Atkinson’s jury trial began on Feb. 19. Assistant District Attorney Erin Toolan and District Attorney Sonny McAfee prosecuted the case, and Atkinson was represented by Terrence Marsh of Georgetown.

Evidence presented at trial showed that a DPS trooper stopped Atkinson for a traffic violation in the Spicewood area in January 2017.

After conducting an investigation, the trooper found 244 tablets of Clonazepam, many other illegal prescription pills, injectable steroids, and approximately an ounce of marijuana in Atkinson’s vehicle.

Evidence further established that Atkinson was a drug dealer in the area, according to court testimony.

Jack Schumacher, a retired Drug Enforcement Agent and current chief investigator for the District Attorney’s Office, testified that he reviewed text messages retrieved from Atkinson’s phone for the 15-day period prior to Atkinson’s arrest.

In that small segment Schumacher said he was able to identify at least 19 buyers of different drugs from Atkinson as well as 3 probable suppliers. Schumacher also testified that Atkinson was dealing in steroids, illegal prescription drugs, cocaine, marijuana, and methamphetamine.

**Records provided**
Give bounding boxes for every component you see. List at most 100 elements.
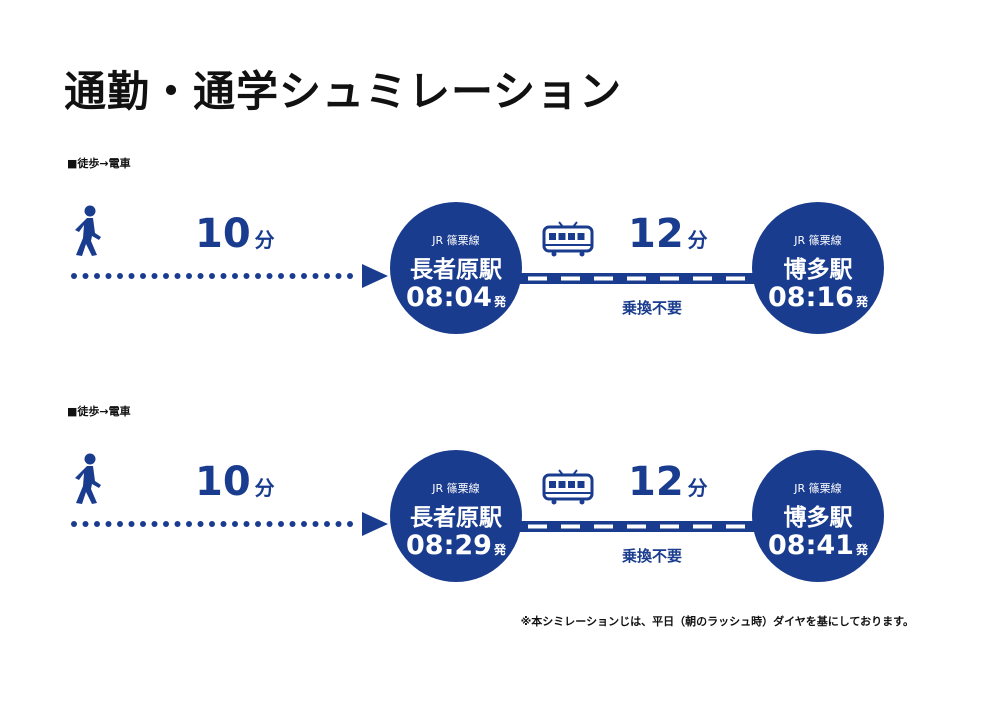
station-time: 08:16 発	[752, 282, 884, 313]
station-name: 長者原駅	[410, 257, 502, 283]
station-line: JR 篠栗線	[794, 234, 842, 247]
walk-path-dot	[266, 273, 273, 279]
walk-path-dot	[128, 273, 135, 279]
walk-path-dot	[347, 273, 353, 279]
time-suffix: 発	[855, 543, 868, 557]
rail-dash	[693, 276, 712, 281]
walk-path-dot	[232, 273, 238, 279]
route-label: ■徒歩→電車	[67, 405, 131, 418]
rail-dash	[726, 524, 745, 529]
walking-person-icon	[75, 205, 101, 256]
station-name: 博多駅	[783, 257, 853, 283]
time-value: 08:16	[768, 282, 854, 313]
walk-path-arrowhead	[362, 512, 388, 536]
rail-dash	[561, 524, 580, 529]
station-name: 博多駅	[783, 505, 853, 531]
train-icon	[542, 221, 594, 257]
walk-path-dot	[312, 521, 319, 527]
departure-station: JR 篠栗線 長者原駅 08:29 発	[390, 450, 522, 582]
walk-path-dot	[289, 521, 296, 527]
walk-path-dot	[335, 273, 342, 279]
walk-path-dot	[209, 273, 215, 279]
station-name: 長者原駅	[410, 505, 502, 531]
departure-station: JR 篠栗線 長者原駅 08:04 発	[390, 202, 522, 334]
walk-path-dot	[220, 273, 227, 279]
arrival-station: JR 篠栗線 博多駅 08:41 発	[752, 450, 884, 582]
train-icon	[542, 469, 594, 505]
walk-path-dot	[197, 273, 204, 279]
walk-path-dot	[209, 521, 215, 527]
walk-path-dot	[174, 521, 181, 527]
walk-minutes: 10	[195, 211, 251, 257]
walk-path-dot	[174, 273, 181, 279]
walk-path-dot	[117, 521, 123, 527]
walk-path-dot	[243, 521, 250, 527]
rail-dash	[660, 524, 679, 529]
walk-path-dot	[232, 521, 238, 527]
walk-path-dot	[324, 273, 330, 279]
walk-path-dot	[186, 521, 192, 527]
station-line: JR 篠栗線	[432, 482, 480, 495]
walk-path-dot	[128, 521, 135, 527]
walk-path-dot	[347, 521, 353, 527]
walk-path-dot	[82, 273, 89, 279]
time-value: 08:29	[406, 530, 492, 561]
rail-dash	[726, 276, 745, 281]
route-1: ■徒歩→電車 10 分 JR 篠栗線 長者原駅 08:04 発 12 分 乗換不要 J…	[0, 155, 1000, 385]
walk-path-dot	[255, 521, 261, 527]
walk-path-dot	[335, 521, 342, 527]
walk-path-arrowhead	[362, 264, 388, 288]
walk-path-dot	[197, 521, 204, 527]
walk-path-dot	[94, 521, 100, 527]
rail-dash	[660, 276, 679, 281]
walk-minutes: 10	[195, 459, 251, 505]
walk-path-dot	[301, 521, 307, 527]
route-label: ■徒歩→電車	[67, 157, 131, 170]
walk-path-dot	[278, 273, 284, 279]
rail-track	[520, 521, 756, 532]
walk-path-dot	[71, 521, 77, 527]
footnote: ※本シミレーションじは、平日（朝のラッシュ時）ダイヤを基にしております。	[520, 615, 914, 628]
time-value: 08:04	[406, 282, 492, 313]
walking-person-icon	[75, 453, 101, 504]
rail-dash	[561, 276, 580, 281]
ride-minutes: 12	[628, 211, 684, 257]
walk-unit: 分	[254, 476, 275, 500]
walk-path-dot	[117, 273, 123, 279]
departure-suffix: 発	[493, 295, 506, 309]
walk-path-dot	[324, 521, 330, 527]
walk-path-dotted-arrow	[71, 264, 388, 288]
rail-dash	[693, 524, 712, 529]
rail-dash	[528, 276, 547, 281]
departure-suffix: 発	[493, 543, 506, 557]
walk-path-dot	[301, 273, 307, 279]
departure-time: 08:29 発	[390, 530, 522, 561]
walk-path-dot	[163, 273, 169, 279]
walk-path-dot	[266, 521, 273, 527]
walk-path-dot	[220, 521, 227, 527]
rail-dash	[627, 524, 646, 529]
walk-path-dot	[163, 521, 169, 527]
walk-path-dot	[278, 521, 284, 527]
time-suffix: 発	[855, 295, 868, 309]
ride-duration: 12 分	[628, 211, 708, 257]
transfer-note: 乗換不要	[622, 299, 683, 317]
walk-path-dot	[186, 273, 192, 279]
walk-path-dot	[151, 521, 158, 527]
walk-path-dot	[82, 521, 89, 527]
arrival-station: JR 篠栗線 博多駅 08:16 発	[752, 202, 884, 334]
rail-dash	[594, 276, 613, 281]
time-value: 08:41	[768, 530, 854, 561]
walk-path-dot	[105, 273, 112, 279]
ride-unit: 分	[687, 476, 708, 500]
walk-path-dot	[140, 521, 146, 527]
walk-path-dot	[255, 273, 261, 279]
walk-duration: 10 分	[195, 459, 275, 505]
walk-path-dot	[140, 273, 146, 279]
rail-track	[520, 273, 756, 284]
page-title: 通勤・通学シュミレーション	[64, 67, 623, 116]
station-line: JR 篠栗線	[794, 482, 842, 495]
walk-path-dot	[94, 273, 100, 279]
rail-dash	[627, 276, 646, 281]
station-line: JR 篠栗線	[432, 234, 480, 247]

**Directives**
a: According to the trial report, how many tablets of Clonazepam did the trooper find in Atkinson's vehicle?
b: Repeat the trial report word for word between "After conducting an" and "marijuana, and methamphetamine.", inclusive.
Work from the trial report alone, not the material.

**Answers to the problems**
a: 244 tablets.

b:
After conducting an investigation, the trooper found 244 tablets of Clonazepam, many other illegal prescription pills, injectable steroids, and approximately an ounce of marijuana in Atkinson’s vehicle.

Evidence further established that Atkinson was a drug dealer in the area, according to court testimony.

Jack Schumacher, a retired Drug Enforcement Agent and current chief investigator for the District Attorney’s Office, testified that he reviewed text messages retrieved from Atkinson’s phone for the 15-day period prior to Atkinson’s arrest.

In that small segment Schumacher said he was able to identify at least 19 buyers of different drugs from Atkinson as well as 3 probable suppliers. Schumacher also testified that Atkinson was dealing in steroids, illegal prescription drugs, cocaine, marijuana, and methamphetamine.